● Task statement
Without the images, output each record below as it stands.

Dataset items
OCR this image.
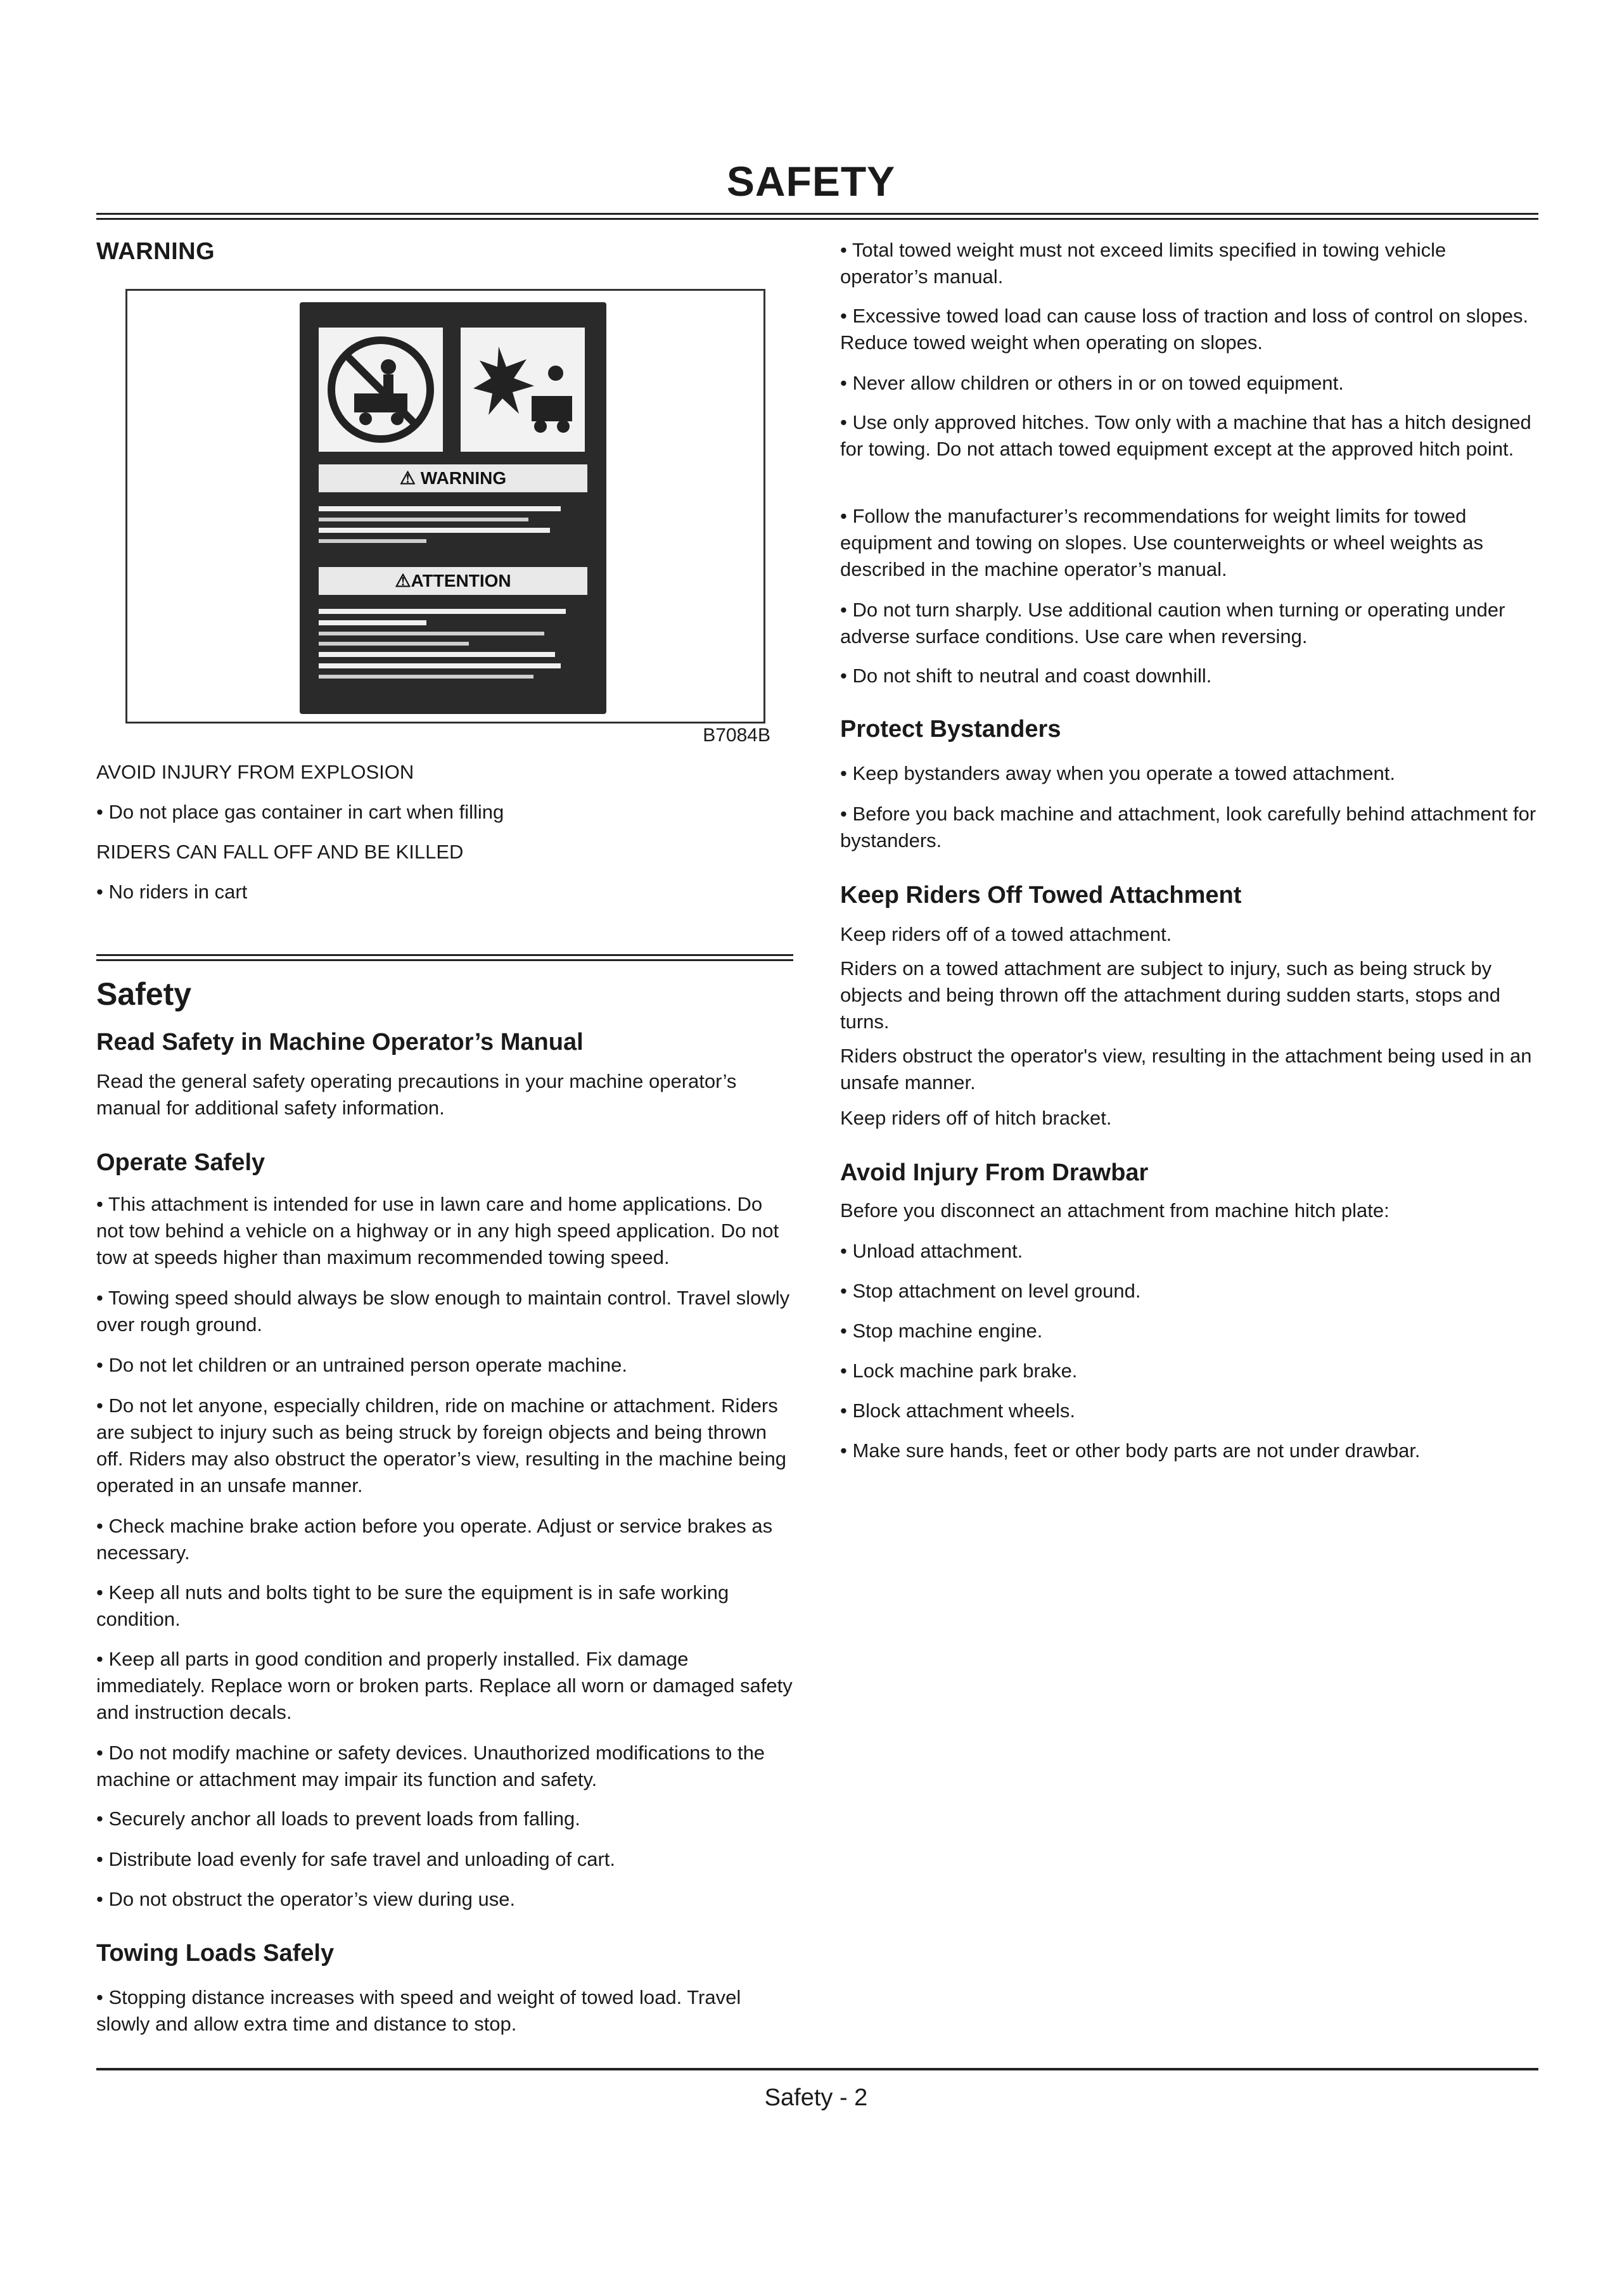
SAFETY
WARNING
⚠ WARNING
⚠ATTENTION
B7084B
AVOID INJURY FROM EXPLOSION
• Do not place gas container in cart when filling
RIDERS CAN FALL OFF AND BE KILLED
• No riders in cart
Safety
Read Safety in Machine Operator’s Manual
Read the general safety operating precautions in your machine operator’s manual for additional safety information.
Operate Safely
• This attachment is intended for use in lawn care and home applications. Do not tow behind a vehicle on a highway or in any high speed application. Do not tow at speeds higher than maximum recommended towing speed.
• Towing speed should always be slow enough to maintain control. Travel slowly over rough ground.
• Do not let children or an untrained person operate machine.
• Do not let anyone, especially children, ride on machine or attachment. Riders are subject to injury such as being struck by foreign objects and being thrown off. Riders may also obstruct the operator’s view, resulting in the machine being operated in an unsafe manner.
• Check machine brake action before you operate. Adjust or service brakes as necessary.
• Keep all nuts and bolts tight to be sure the equipment is in safe working condition.
• Keep all parts in good condition and properly installed. Fix damage immediately. Replace worn or broken parts. Replace all worn or damaged safety and instruction decals.
• Do not modify machine or safety devices. Unauthorized modifications to the machine or attachment may impair its function and safety.
• Securely anchor all loads to prevent loads from falling.
• Distribute load evenly for safe travel and unloading of cart.
• Do not obstruct the operator’s view during use.
Towing Loads Safely
• Stopping distance increases with speed and weight of towed load. Travel slowly and allow extra time and distance to stop.
• Total towed weight must not exceed limits specified in towing vehicle operator’s manual.
• Excessive towed load can cause loss of traction and loss of control on slopes. Reduce towed weight when operating on slopes.
• Never allow children or others in or on towed equipment.
• Use only approved hitches. Tow only with a machine that has a hitch designed for towing. Do not attach towed equipment except at the approved hitch point.
• Follow the manufacturer’s recommendations for weight limits for towed equipment and towing on slopes. Use counterweights or wheel weights as described in the machine operator’s manual.
• Do not turn sharply. Use additional caution when turning or operating under adverse surface conditions. Use care when reversing.
• Do not shift to neutral and coast downhill.
Protect Bystanders
• Keep bystanders away when you operate a towed attachment.
• Before you back machine and attachment, look carefully behind attachment for bystanders.
Keep Riders Off Towed Attachment
Keep riders off of a towed attachment.
Riders on a towed attachment are subject to injury, such as being struck by objects and being thrown off the attachment during sudden starts, stops and turns.
Riders obstruct the operator's view, resulting in the attachment being used in an unsafe manner.
Keep riders off of hitch bracket.
Avoid Injury From Drawbar
Before you disconnect an attachment from machine hitch plate:
• Unload attachment.
• Stop attachment on level ground.
• Stop machine engine.
• Lock machine park brake.
• Block attachment wheels.
• Make sure hands, feet or other body parts are not under drawbar.
Safety - 2
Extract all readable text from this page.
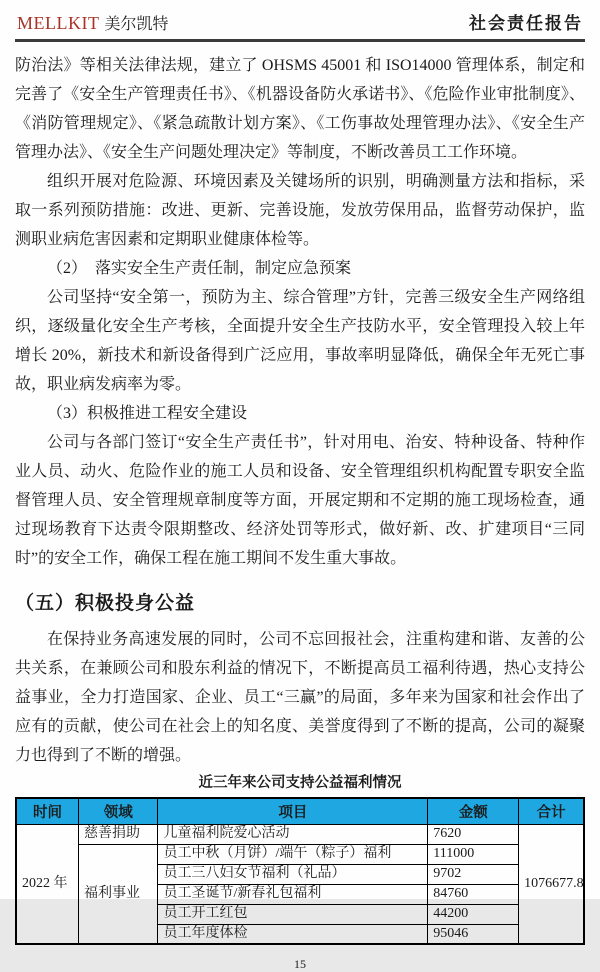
MELLKIT 美尔凯特	社会责任报告

防治法》等相关法律法规，建立了 OHSMS 45001 和 ISO14000 管理体系，制定和完善了《安全生产管理责任书》、《机器设备防火承诺书》、《危险作业审批制度》、《消防管理规定》、《紧急疏散计划方案》、《工伤事故处理管理办法》、《安全生产管理办法》、《安全生产问题处理决定》等制度，不断改善员工工作环境。

组织开展对危险源、环境因素及关键场所的识别，明确测量方法和指标，采取一系列预防措施：改进、更新、完善设施，发放劳保用品，监督劳动保护，监测职业病危害因素和定期职业健康体检等。

（2）　落实安全生产责任制，制定应急预案

公司坚持“安全第一，预防为主、综合管理”方针，完善三级安全生产网络组织，逐级量化安全生产考核，全面提升安全生产技防水平，安全管理投入较上年增长 20%，新技术和新设备得到广泛应用，事故率明显降低，确保全年无死亡事故，职业病发病率为零。

（3）积极推进工程安全建设

公司与各部门签订“安全生产责任书”，针对用电、治安、特种设备、特种作业人员、动火、危险作业的施工人员和设备、安全管理组织机构配置专职安全监督管理人员、安全管理规章制度等方面，开展定期和不定期的施工现场检查，通过现场教育下达责令限期整改、经济处罚等形式，做好新、改、扩建项目“三同时”的安全工作，确保工程在施工期间不发生重大事故。

（五）积极投身公益

在保持业务高速发展的同时，公司不忘回报社会，注重构建和谐、友善的公共关系，在兼顾公司和股东利益的情况下，不断提高员工福利待遇，热心支持公益事业，全力打造国家、企业、员工“三赢”的局面，多年来为国家和社会作出了应有的贡献，使公司在社会上的知名度、美誉度得到了不断的提高，公司的凝聚力也得到了不断的增强。

近三年来公司支持公益福利情况
时间	领域	项目	金额	合计
2022 年	慈善捐助	儿童福利院爱心活动	7620	1076677.8
	福利事业	员工中秋（月饼）/端午（粽子）福利	111000	
		员工三八妇女节福利（礼品）	9702	
		员工圣诞节/新春礼包福利	84760	
		员工开工红包	44200	
		员工年度体检	95046	
15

● Worked solution
OCR this image.
SAFETY
WARNING
⚠ WARNING
⚠ATTENTION
B7084B
AVOID INJURY FROM EXPLOSION
• Do not place gas container in cart when filling
RIDERS CAN FALL OFF AND BE KILLED
• No riders in cart
Safety
Read Safety in Machine Operator’s Manual
Read the general safety operating precautions in your machine operator’s manual for additional safety information.
Operate Safely
• This attachment is intended for use in lawn care and home applications. Do not tow behind a vehicle on a highway or in any high speed application. Do not tow at speeds higher than maximum recommended towing speed.
• Towing speed should always be slow enough to maintain control. Travel slowly over rough ground.
• Do not let children or an untrained person operate machine.
• Do not let anyone, especially children, ride on machine or attachment. Riders are subject to injury such as being struck by foreign objects and being thrown off. Riders may also obstruct the operator’s view, resulting in the machine being operated in an unsafe manner.
• Check machine brake action before you operate. Adjust or service brakes as necessary.
• Keep all nuts and bolts tight to be sure the equipment is in safe working condition.
• Keep all parts in good condition and properly installed. Fix damage immediately. Replace worn or broken parts. Replace all worn or damaged safety and instruction decals.
• Do not modify machine or safety devices. Unauthorized modifications to the machine or attachment may impair its function and safety.
• Securely anchor all loads to prevent loads from falling.
• Distribute load evenly for safe travel and unloading of cart.
• Do not obstruct the operator’s view during use.
Towing Loads Safely
• Stopping distance increases with speed and weight of towed load. Travel slowly and allow extra time and distance to stop.
• Total towed weight must not exceed limits specified in towing vehicle operator’s manual.
• Excessive towed load can cause loss of traction and loss of control on slopes. Reduce towed weight when operating on slopes.
• Never allow children or others in or on towed equipment.
• Use only approved hitches. Tow only with a machine that has a hitch designed for towing. Do not attach towed equipment except at the approved hitch point.
• Follow the manufacturer’s recommendations for weight limits for towed equipment and towing on slopes. Use counterweights or wheel weights as described in the machine operator’s manual.
• Do not turn sharply. Use additional caution when turning or operating under adverse surface conditions. Use care when reversing.
• Do not shift to neutral and coast downhill.
Protect Bystanders
• Keep bystanders away when you operate a towed attachment.
• Before you back machine and attachment, look carefully behind attachment for bystanders.
Keep Riders Off Towed Attachment
Keep riders off of a towed attachment.
Riders on a towed attachment are subject to injury, such as being struck by objects and being thrown off the attachment during sudden starts, stops and turns.
Riders obstruct the operator's view, resulting in the attachment being used in an unsafe manner.
Keep riders off of hitch bracket.
Avoid Injury From Drawbar
Before you disconnect an attachment from machine hitch plate:
• Unload attachment.
• Stop attachment on level ground.
• Stop machine engine.
• Lock machine park brake.
• Block attachment wheels.
• Make sure hands, feet or other body parts are not under drawbar.
Safety - 2
Extract all readable text from this page.
MELLKIT 美尔凯特	社会责任报告

防治法》等相关法律法规，建立了 OHSMS 45001 和 ISO14000 管理体系，制定和完善了《安全生产管理责任书》、《机器设备防火承诺书》、《危险作业审批制度》、《消防管理规定》、《紧急疏散计划方案》、《工伤事故处理管理办法》、《安全生产管理办法》、《安全生产问题处理决定》等制度，不断改善员工工作环境。

组织开展对危险源、环境因素及关键场所的识别，明确测量方法和指标，采取一系列预防措施：改进、更新、完善设施，发放劳保用品，监督劳动保护，监测职业病危害因素和定期职业健康体检等。

（2）　落实安全生产责任制，制定应急预案

公司坚持“安全第一，预防为主、综合管理”方针，完善三级安全生产网络组织，逐级量化安全生产考核，全面提升安全生产技防水平，安全管理投入较上年增长 20%，新技术和新设备得到广泛应用，事故率明显降低，确保全年无死亡事故，职业病发病率为零。

（3）积极推进工程安全建设

公司与各部门签订“安全生产责任书”，针对用电、治安、特种设备、特种作业人员、动火、危险作业的施工人员和设备、安全管理组织机构配置专职安全监督管理人员、安全管理规章制度等方面，开展定期和不定期的施工现场检查，通过现场教育下达责令限期整改、经济处罚等形式，做好新、改、扩建项目“三同时”的安全工作，确保工程在施工期间不发生重大事故。

（五）积极投身公益

在保持业务高速发展的同时，公司不忘回报社会，注重构建和谐、友善的公共关系，在兼顾公司和股东利益的情况下，不断提高员工福利待遇，热心支持公益事业，全力打造国家、企业、员工“三赢”的局面，多年来为国家和社会作出了应有的贡献，使公司在社会上的知名度、美誉度得到了不断的提高，公司的凝聚力也得到了不断的增强。

近三年来公司支持公益福利情况
时间	领域	项目	金额	合计
2022 年	慈善捐助	儿童福利院爱心活动	7620	1076677.8
	福利事业	员工中秋（月饼）/端午（粽子）福利	111000	
		员工三八妇女节福利（礼品）	9702	
		员工圣诞节/新春礼包福利	84760	
		员工开工红包	44200	
		员工年度体检	95046	
15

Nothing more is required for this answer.